→ **GOAL OF THE EXERCISE**: Output each entry verbatim and exclude every picture from it.

Records from a data source
Segment Open
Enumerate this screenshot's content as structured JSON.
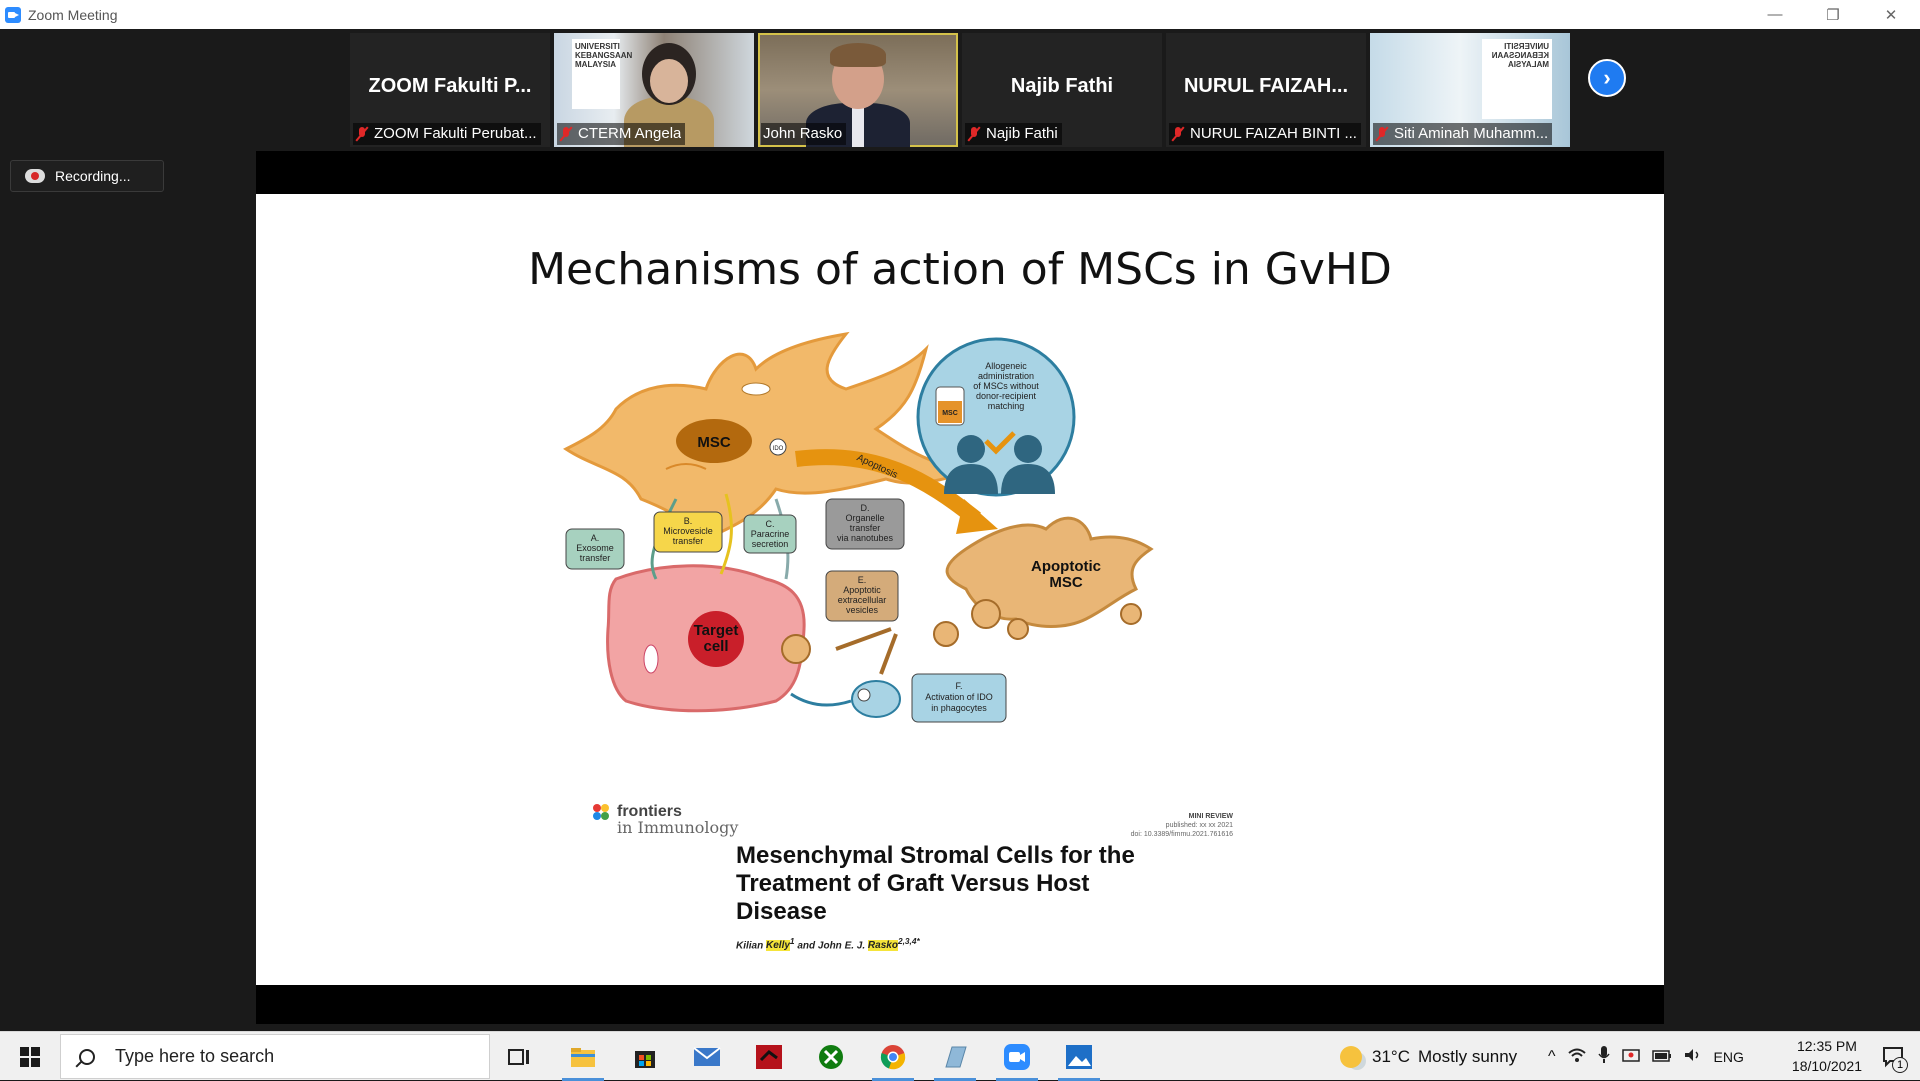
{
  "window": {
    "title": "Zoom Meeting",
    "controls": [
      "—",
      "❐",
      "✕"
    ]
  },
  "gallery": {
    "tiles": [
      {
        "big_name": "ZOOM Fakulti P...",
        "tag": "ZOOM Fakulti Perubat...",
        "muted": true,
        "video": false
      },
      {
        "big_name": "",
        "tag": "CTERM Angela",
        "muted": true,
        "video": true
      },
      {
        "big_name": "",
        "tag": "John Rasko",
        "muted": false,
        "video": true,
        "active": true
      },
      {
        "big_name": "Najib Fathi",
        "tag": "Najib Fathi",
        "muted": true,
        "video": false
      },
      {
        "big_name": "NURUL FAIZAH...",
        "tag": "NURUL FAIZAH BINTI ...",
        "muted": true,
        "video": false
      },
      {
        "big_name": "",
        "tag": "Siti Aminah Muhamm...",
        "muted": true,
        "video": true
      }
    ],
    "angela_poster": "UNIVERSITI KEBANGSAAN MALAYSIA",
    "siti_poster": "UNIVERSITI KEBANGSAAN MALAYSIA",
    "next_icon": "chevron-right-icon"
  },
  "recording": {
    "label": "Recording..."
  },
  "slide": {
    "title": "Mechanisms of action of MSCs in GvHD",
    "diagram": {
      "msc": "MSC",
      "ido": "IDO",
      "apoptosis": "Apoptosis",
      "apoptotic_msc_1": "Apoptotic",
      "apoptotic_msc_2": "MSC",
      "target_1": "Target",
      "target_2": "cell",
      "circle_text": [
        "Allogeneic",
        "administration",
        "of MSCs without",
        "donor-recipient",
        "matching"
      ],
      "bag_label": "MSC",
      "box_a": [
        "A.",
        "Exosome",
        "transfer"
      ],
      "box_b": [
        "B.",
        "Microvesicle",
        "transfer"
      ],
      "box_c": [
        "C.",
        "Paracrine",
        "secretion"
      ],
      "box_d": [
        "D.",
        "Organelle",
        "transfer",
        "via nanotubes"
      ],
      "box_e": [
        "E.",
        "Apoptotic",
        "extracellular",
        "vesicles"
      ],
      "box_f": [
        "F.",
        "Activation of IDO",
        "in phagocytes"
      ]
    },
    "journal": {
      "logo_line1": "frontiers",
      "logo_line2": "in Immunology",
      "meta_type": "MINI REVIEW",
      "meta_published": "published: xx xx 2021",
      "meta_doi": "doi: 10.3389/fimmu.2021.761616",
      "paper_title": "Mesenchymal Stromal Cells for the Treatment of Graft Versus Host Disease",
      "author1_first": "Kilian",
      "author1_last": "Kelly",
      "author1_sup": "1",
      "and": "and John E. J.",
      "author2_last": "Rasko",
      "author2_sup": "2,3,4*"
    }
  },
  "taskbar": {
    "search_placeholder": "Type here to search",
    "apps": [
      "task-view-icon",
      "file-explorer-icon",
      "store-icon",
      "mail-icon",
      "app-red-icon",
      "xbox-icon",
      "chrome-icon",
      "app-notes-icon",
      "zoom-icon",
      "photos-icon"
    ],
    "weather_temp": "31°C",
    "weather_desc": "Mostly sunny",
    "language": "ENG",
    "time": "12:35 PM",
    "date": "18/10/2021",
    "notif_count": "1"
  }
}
Segment Closed
→ **EXPECTED ANSWER**:
Enumerate this screenshot's content as structured JSON.
{
  "window": {
    "title": "Zoom Meeting",
    "controls": [
      "—",
      "❐",
      "✕"
    ]
  },
  "gallery": {
    "tiles": [
      {
        "big_name": "ZOOM Fakulti P...",
        "tag": "ZOOM Fakulti Perubat...",
        "muted": true,
        "video": false
      },
      {
        "big_name": "",
        "tag": "CTERM Angela",
        "muted": true,
        "video": true
      },
      {
        "big_name": "",
        "tag": "John Rasko",
        "muted": false,
        "video": true,
        "active": true
      },
      {
        "big_name": "Najib Fathi",
        "tag": "Najib Fathi",
        "muted": true,
        "video": false
      },
      {
        "big_name": "NURUL FAIZAH...",
        "tag": "NURUL FAIZAH BINTI ...",
        "muted": true,
        "video": false
      },
      {
        "big_name": "",
        "tag": "Siti Aminah Muhamm...",
        "muted": true,
        "video": true
      }
    ],
    "angela_poster": "UNIVERSITI KEBANGSAAN MALAYSIA",
    "siti_poster": "UNIVERSITI KEBANGSAAN MALAYSIA",
    "next_icon": "chevron-right-icon"
  },
  "recording": {
    "label": "Recording..."
  },
  "slide": {
    "title": "Mechanisms of action of MSCs in GvHD",
    "diagram": {
      "msc": "MSC",
      "ido": "IDO",
      "apoptosis": "Apoptosis",
      "apoptotic_msc_1": "Apoptotic",
      "apoptotic_msc_2": "MSC",
      "target_1": "Target",
      "target_2": "cell",
      "circle_text": [
        "Allogeneic",
        "administration",
        "of MSCs without",
        "donor-recipient",
        "matching"
      ],
      "bag_label": "MSC",
      "box_a": [
        "A.",
        "Exosome",
        "transfer"
      ],
      "box_b": [
        "B.",
        "Microvesicle",
        "transfer"
      ],
      "box_c": [
        "C.",
        "Paracrine",
        "secretion"
      ],
      "box_d": [
        "D.",
        "Organelle",
        "transfer",
        "via nanotubes"
      ],
      "box_e": [
        "E.",
        "Apoptotic",
        "extracellular",
        "vesicles"
      ],
      "box_f": [
        "F.",
        "Activation of IDO",
        "in phagocytes"
      ]
    },
    "journal": {
      "logo_line1": "frontiers",
      "logo_line2": "in Immunology",
      "meta_type": "MINI REVIEW",
      "meta_published": "published: xx xx 2021",
      "meta_doi": "doi: 10.3389/fimmu.2021.761616",
      "paper_title": "Mesenchymal Stromal Cells for the Treatment of Graft Versus Host Disease",
      "author1_first": "Kilian",
      "author1_last": "Kelly",
      "author1_sup": "1",
      "and": "and John E. J.",
      "author2_last": "Rasko",
      "author2_sup": "2,3,4*"
    }
  },
  "taskbar": {
    "search_placeholder": "Type here to search",
    "apps": [
      "task-view-icon",
      "file-explorer-icon",
      "store-icon",
      "mail-icon",
      "app-red-icon",
      "xbox-icon",
      "chrome-icon",
      "app-notes-icon",
      "zoom-icon",
      "photos-icon"
    ],
    "weather_temp": "31°C",
    "weather_desc": "Mostly sunny",
    "language": "ENG",
    "time": "12:35 PM",
    "date": "18/10/2021",
    "notif_count": "1"
  }
}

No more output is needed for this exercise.